DIRECTIVE: Copy, from the entries below, each line where the word "malam" can be found.

>> begin PROVIDED RECORDS

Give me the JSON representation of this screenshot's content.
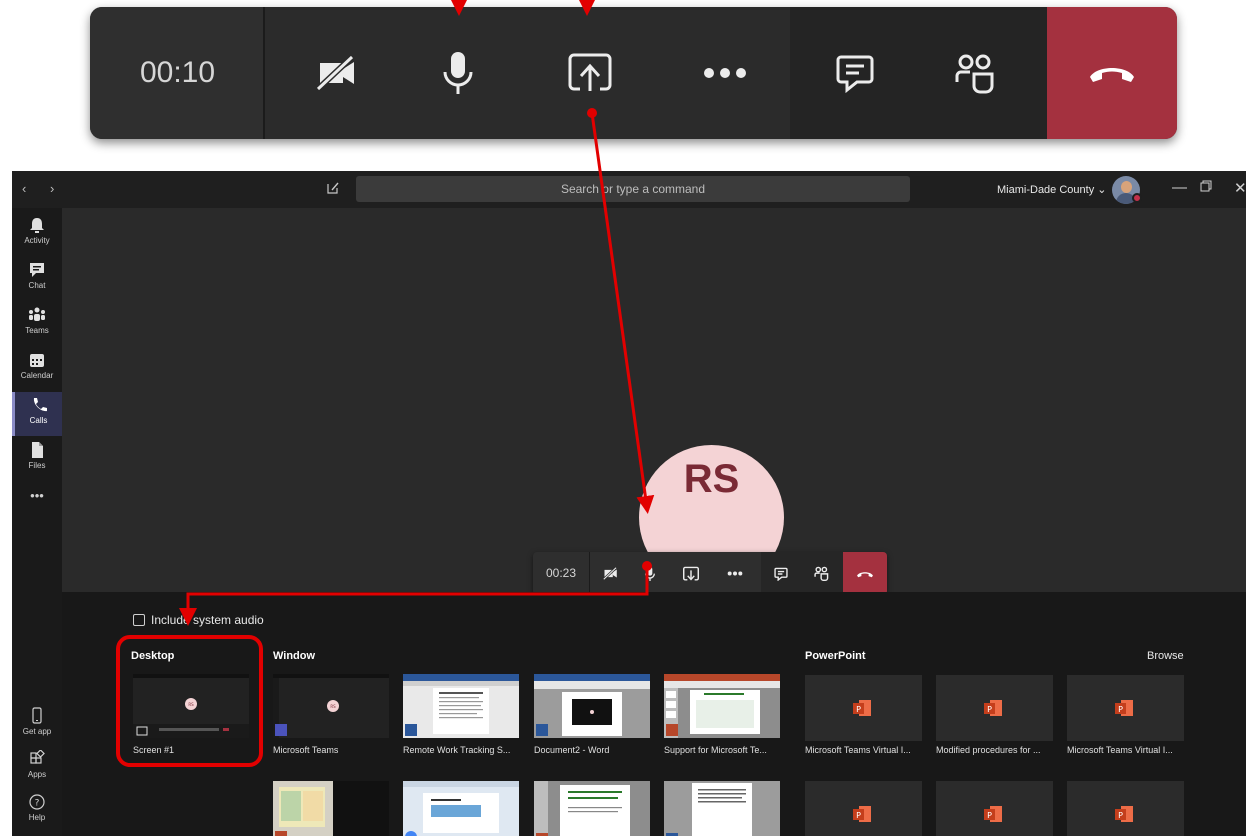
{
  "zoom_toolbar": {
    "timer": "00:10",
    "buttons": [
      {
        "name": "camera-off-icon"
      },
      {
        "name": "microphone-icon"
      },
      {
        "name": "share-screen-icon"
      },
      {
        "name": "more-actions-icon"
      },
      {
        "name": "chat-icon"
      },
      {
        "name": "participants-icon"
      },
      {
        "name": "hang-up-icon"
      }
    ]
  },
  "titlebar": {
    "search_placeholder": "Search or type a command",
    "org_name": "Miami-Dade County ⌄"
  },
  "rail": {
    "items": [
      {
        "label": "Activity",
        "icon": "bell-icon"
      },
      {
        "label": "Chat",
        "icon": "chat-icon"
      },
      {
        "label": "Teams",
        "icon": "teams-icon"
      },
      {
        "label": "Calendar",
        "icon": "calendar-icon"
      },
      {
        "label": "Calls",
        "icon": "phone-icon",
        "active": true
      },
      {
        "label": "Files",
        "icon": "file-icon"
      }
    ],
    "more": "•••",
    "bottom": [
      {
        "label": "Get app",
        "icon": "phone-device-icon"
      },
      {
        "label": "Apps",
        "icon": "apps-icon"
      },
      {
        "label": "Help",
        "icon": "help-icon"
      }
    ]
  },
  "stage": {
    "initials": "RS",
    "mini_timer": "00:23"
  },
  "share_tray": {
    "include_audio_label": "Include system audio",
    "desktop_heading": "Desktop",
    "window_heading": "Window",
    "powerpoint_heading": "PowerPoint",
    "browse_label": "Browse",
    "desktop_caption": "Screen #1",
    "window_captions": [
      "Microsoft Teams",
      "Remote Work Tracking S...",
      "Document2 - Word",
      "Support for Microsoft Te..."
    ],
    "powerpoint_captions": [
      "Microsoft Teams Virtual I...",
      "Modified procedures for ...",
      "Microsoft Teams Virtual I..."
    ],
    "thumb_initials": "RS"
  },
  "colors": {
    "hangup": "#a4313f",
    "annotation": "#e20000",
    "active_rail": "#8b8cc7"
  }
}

>> end PROVIDED RECORDS
>> begin PROVIDED RECORDS

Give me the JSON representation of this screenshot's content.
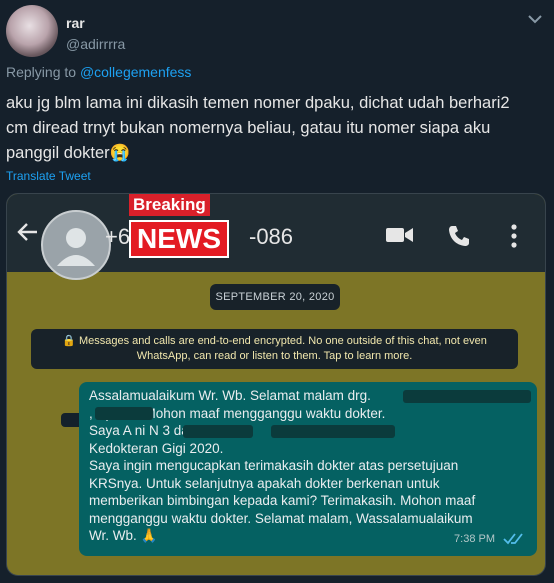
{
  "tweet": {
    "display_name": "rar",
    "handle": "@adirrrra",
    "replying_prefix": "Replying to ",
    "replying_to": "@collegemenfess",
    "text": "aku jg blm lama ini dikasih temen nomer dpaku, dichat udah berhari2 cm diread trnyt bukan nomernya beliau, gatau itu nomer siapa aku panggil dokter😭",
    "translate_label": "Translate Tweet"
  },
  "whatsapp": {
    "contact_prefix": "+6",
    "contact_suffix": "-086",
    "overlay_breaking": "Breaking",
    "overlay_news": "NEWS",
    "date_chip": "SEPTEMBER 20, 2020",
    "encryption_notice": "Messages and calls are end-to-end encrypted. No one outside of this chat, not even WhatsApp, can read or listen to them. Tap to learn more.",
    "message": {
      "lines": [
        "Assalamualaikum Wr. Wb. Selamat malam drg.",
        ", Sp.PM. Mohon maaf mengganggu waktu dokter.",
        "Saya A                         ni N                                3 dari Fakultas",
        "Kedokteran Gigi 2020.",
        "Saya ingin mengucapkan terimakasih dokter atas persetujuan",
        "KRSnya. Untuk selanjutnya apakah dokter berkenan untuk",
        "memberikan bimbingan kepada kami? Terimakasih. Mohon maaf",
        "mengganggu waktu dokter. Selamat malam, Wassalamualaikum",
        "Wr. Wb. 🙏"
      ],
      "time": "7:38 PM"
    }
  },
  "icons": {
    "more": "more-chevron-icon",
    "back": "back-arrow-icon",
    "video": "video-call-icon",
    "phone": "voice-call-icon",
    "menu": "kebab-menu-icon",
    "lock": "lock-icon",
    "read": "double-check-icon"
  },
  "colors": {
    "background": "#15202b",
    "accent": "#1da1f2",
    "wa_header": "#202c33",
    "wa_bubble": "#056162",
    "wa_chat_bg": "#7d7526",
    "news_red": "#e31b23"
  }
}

>> end PROVIDED RECORDS
>> begin PROVIDED RECORDS

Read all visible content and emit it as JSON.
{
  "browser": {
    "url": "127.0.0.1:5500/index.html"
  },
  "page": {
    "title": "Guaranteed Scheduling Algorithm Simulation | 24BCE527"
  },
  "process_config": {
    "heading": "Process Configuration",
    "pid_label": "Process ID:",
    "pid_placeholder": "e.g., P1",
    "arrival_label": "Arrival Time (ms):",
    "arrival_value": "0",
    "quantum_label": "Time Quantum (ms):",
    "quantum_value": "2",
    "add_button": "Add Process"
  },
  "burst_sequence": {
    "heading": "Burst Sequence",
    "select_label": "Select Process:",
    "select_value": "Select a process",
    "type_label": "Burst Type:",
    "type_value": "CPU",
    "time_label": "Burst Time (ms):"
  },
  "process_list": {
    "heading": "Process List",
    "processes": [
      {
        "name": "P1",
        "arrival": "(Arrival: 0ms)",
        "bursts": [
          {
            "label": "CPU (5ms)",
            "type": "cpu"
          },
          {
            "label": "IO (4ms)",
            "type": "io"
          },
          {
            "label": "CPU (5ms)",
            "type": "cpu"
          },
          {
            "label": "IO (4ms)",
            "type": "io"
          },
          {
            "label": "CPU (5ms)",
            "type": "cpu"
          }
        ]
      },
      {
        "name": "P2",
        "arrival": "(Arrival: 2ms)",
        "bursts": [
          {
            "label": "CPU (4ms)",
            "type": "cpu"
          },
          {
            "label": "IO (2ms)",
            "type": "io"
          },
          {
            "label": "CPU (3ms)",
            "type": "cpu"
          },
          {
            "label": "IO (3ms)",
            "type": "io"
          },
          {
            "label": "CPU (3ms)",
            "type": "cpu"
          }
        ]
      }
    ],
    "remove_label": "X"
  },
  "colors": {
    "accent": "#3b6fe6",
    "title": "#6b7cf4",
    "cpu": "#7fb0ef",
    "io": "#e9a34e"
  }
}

>> end PROVIDED RECORDS

RESULT OF THE TASK:
        "Assalamualaikum Wr. Wb. Selamat malam drg.",
        "mengganggu waktu dokter. Selamat malam, Wassalamualaikum",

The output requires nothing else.